Source records:
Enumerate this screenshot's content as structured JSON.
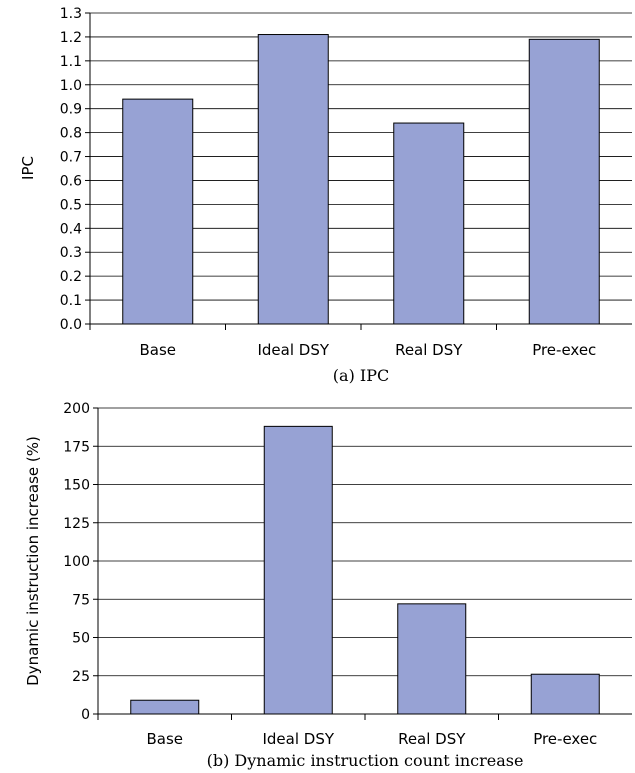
{
  "colors": {
    "bar_fill": "#97A2D4"
  },
  "chart_data": [
    {
      "type": "bar",
      "categories": [
        "Base",
        "Ideal DSY",
        "Real DSY",
        "Pre-exec"
      ],
      "values": [
        0.94,
        1.21,
        0.84,
        1.19
      ],
      "title": "",
      "xlabel": "",
      "ylabel": "IPC",
      "ylim": [
        0,
        1.3
      ],
      "yticks": [
        0.0,
        0.1,
        0.2,
        0.3,
        0.4,
        0.5,
        0.6,
        0.7,
        0.8,
        0.9,
        1.0,
        1.1,
        1.2,
        1.3
      ],
      "grid": true,
      "caption": "(a) IPC"
    },
    {
      "type": "bar",
      "categories": [
        "Base",
        "Ideal DSY",
        "Real DSY",
        "Pre-exec"
      ],
      "values": [
        9,
        188,
        72,
        26
      ],
      "title": "",
      "xlabel": "",
      "ylabel": "Dynamic instruction increase (%)",
      "ylim": [
        0,
        200
      ],
      "yticks": [
        0,
        25,
        50,
        75,
        100,
        125,
        150,
        175,
        200
      ],
      "grid": true,
      "caption": "(b) Dynamic instruction count increase"
    }
  ]
}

*REQUEST*:
Print the whole listing above once more, word for word, without its pictures.

*SOLUTION TO THE PROBLEM*:
Enumerate this screenshot's content as structured JSON.
{
  "colors": {
    "bar_fill": "#97A2D4"
  },
  "chart_data": [
    {
      "type": "bar",
      "categories": [
        "Base",
        "Ideal DSY",
        "Real DSY",
        "Pre-exec"
      ],
      "values": [
        0.94,
        1.21,
        0.84,
        1.19
      ],
      "title": "",
      "xlabel": "",
      "ylabel": "IPC",
      "ylim": [
        0,
        1.3
      ],
      "yticks": [
        0.0,
        0.1,
        0.2,
        0.3,
        0.4,
        0.5,
        0.6,
        0.7,
        0.8,
        0.9,
        1.0,
        1.1,
        1.2,
        1.3
      ],
      "grid": true,
      "caption": "(a) IPC"
    },
    {
      "type": "bar",
      "categories": [
        "Base",
        "Ideal DSY",
        "Real DSY",
        "Pre-exec"
      ],
      "values": [
        9,
        188,
        72,
        26
      ],
      "title": "",
      "xlabel": "",
      "ylabel": "Dynamic instruction increase (%)",
      "ylim": [
        0,
        200
      ],
      "yticks": [
        0,
        25,
        50,
        75,
        100,
        125,
        150,
        175,
        200
      ],
      "grid": true,
      "caption": "(b) Dynamic instruction count increase"
    }
  ]
}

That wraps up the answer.